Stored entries
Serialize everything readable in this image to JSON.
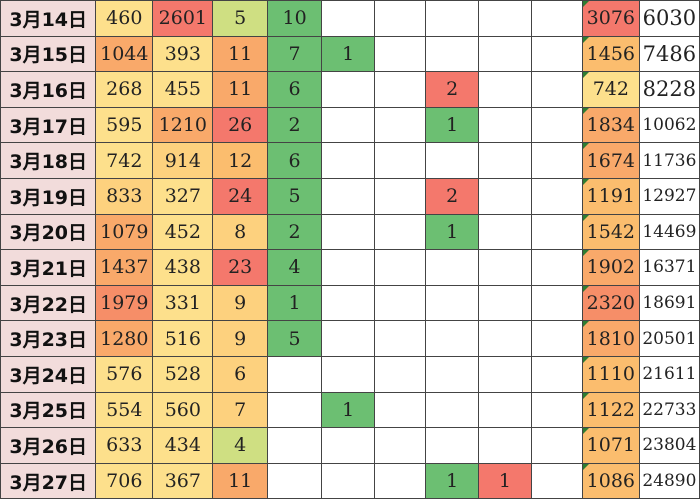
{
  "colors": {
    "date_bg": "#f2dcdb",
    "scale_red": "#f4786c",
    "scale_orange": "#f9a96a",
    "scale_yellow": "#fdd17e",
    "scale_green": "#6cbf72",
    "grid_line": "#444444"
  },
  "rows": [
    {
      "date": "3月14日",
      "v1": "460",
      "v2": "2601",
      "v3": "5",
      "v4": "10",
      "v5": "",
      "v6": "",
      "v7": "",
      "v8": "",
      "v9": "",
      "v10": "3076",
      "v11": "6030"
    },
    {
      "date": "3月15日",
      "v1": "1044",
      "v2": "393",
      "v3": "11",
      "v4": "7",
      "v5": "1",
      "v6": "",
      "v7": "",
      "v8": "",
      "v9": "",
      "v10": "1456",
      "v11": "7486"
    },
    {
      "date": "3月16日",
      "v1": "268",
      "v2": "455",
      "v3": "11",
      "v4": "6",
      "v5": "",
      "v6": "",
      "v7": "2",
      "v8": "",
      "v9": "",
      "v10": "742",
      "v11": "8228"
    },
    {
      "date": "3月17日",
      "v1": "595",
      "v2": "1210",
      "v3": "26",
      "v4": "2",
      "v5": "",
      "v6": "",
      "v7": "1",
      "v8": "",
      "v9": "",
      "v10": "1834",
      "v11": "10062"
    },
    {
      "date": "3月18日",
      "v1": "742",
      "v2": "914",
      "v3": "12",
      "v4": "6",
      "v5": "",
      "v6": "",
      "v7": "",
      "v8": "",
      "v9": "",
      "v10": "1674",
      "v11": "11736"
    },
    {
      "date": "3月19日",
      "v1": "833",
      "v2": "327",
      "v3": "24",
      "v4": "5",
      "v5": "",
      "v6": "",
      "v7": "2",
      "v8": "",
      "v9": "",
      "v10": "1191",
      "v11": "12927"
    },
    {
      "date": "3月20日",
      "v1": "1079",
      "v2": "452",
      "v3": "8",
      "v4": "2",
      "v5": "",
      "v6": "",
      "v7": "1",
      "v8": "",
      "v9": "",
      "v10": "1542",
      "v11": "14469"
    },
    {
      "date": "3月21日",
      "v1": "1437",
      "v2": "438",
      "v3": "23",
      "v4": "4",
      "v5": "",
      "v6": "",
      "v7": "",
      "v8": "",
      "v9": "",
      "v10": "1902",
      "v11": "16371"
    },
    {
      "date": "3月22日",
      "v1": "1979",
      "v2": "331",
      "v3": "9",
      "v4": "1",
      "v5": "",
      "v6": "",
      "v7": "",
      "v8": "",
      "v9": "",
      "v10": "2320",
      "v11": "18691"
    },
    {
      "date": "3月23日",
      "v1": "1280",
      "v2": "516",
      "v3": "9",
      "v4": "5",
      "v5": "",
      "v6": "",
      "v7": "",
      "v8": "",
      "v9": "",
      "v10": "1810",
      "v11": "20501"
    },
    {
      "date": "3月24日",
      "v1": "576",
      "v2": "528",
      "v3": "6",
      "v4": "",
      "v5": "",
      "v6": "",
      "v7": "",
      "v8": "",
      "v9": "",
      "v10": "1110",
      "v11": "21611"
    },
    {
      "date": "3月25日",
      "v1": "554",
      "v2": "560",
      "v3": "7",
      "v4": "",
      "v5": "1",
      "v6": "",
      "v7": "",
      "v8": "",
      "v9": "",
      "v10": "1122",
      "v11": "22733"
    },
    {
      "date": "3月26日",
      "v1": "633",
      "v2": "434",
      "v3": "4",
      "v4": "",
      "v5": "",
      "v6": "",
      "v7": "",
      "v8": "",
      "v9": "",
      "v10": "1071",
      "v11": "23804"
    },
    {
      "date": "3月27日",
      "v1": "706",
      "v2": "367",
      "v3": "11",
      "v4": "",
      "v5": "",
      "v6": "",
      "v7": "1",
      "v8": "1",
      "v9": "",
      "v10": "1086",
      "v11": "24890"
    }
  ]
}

• _What is expected_: Reproduce the whole listing above word for word, but not its pictures.

• _Solved exercise_:
Serialize everything readable in this image to JSON.
{
  "colors": {
    "date_bg": "#f2dcdb",
    "scale_red": "#f4786c",
    "scale_orange": "#f9a96a",
    "scale_yellow": "#fdd17e",
    "scale_green": "#6cbf72",
    "grid_line": "#444444"
  },
  "rows": [
    {
      "date": "3月14日",
      "v1": "460",
      "v2": "2601",
      "v3": "5",
      "v4": "10",
      "v5": "",
      "v6": "",
      "v7": "",
      "v8": "",
      "v9": "",
      "v10": "3076",
      "v11": "6030"
    },
    {
      "date": "3月15日",
      "v1": "1044",
      "v2": "393",
      "v3": "11",
      "v4": "7",
      "v5": "1",
      "v6": "",
      "v7": "",
      "v8": "",
      "v9": "",
      "v10": "1456",
      "v11": "7486"
    },
    {
      "date": "3月16日",
      "v1": "268",
      "v2": "455",
      "v3": "11",
      "v4": "6",
      "v5": "",
      "v6": "",
      "v7": "2",
      "v8": "",
      "v9": "",
      "v10": "742",
      "v11": "8228"
    },
    {
      "date": "3月17日",
      "v1": "595",
      "v2": "1210",
      "v3": "26",
      "v4": "2",
      "v5": "",
      "v6": "",
      "v7": "1",
      "v8": "",
      "v9": "",
      "v10": "1834",
      "v11": "10062"
    },
    {
      "date": "3月18日",
      "v1": "742",
      "v2": "914",
      "v3": "12",
      "v4": "6",
      "v5": "",
      "v6": "",
      "v7": "",
      "v8": "",
      "v9": "",
      "v10": "1674",
      "v11": "11736"
    },
    {
      "date": "3月19日",
      "v1": "833",
      "v2": "327",
      "v3": "24",
      "v4": "5",
      "v5": "",
      "v6": "",
      "v7": "2",
      "v8": "",
      "v9": "",
      "v10": "1191",
      "v11": "12927"
    },
    {
      "date": "3月20日",
      "v1": "1079",
      "v2": "452",
      "v3": "8",
      "v4": "2",
      "v5": "",
      "v6": "",
      "v7": "1",
      "v8": "",
      "v9": "",
      "v10": "1542",
      "v11": "14469"
    },
    {
      "date": "3月21日",
      "v1": "1437",
      "v2": "438",
      "v3": "23",
      "v4": "4",
      "v5": "",
      "v6": "",
      "v7": "",
      "v8": "",
      "v9": "",
      "v10": "1902",
      "v11": "16371"
    },
    {
      "date": "3月22日",
      "v1": "1979",
      "v2": "331",
      "v3": "9",
      "v4": "1",
      "v5": "",
      "v6": "",
      "v7": "",
      "v8": "",
      "v9": "",
      "v10": "2320",
      "v11": "18691"
    },
    {
      "date": "3月23日",
      "v1": "1280",
      "v2": "516",
      "v3": "9",
      "v4": "5",
      "v5": "",
      "v6": "",
      "v7": "",
      "v8": "",
      "v9": "",
      "v10": "1810",
      "v11": "20501"
    },
    {
      "date": "3月24日",
      "v1": "576",
      "v2": "528",
      "v3": "6",
      "v4": "",
      "v5": "",
      "v6": "",
      "v7": "",
      "v8": "",
      "v9": "",
      "v10": "1110",
      "v11": "21611"
    },
    {
      "date": "3月25日",
      "v1": "554",
      "v2": "560",
      "v3": "7",
      "v4": "",
      "v5": "1",
      "v6": "",
      "v7": "",
      "v8": "",
      "v9": "",
      "v10": "1122",
      "v11": "22733"
    },
    {
      "date": "3月26日",
      "v1": "633",
      "v2": "434",
      "v3": "4",
      "v4": "",
      "v5": "",
      "v6": "",
      "v7": "",
      "v8": "",
      "v9": "",
      "v10": "1071",
      "v11": "23804"
    },
    {
      "date": "3月27日",
      "v1": "706",
      "v2": "367",
      "v3": "11",
      "v4": "",
      "v5": "",
      "v6": "",
      "v7": "1",
      "v8": "1",
      "v9": "",
      "v10": "1086",
      "v11": "24890"
    }
  ]
}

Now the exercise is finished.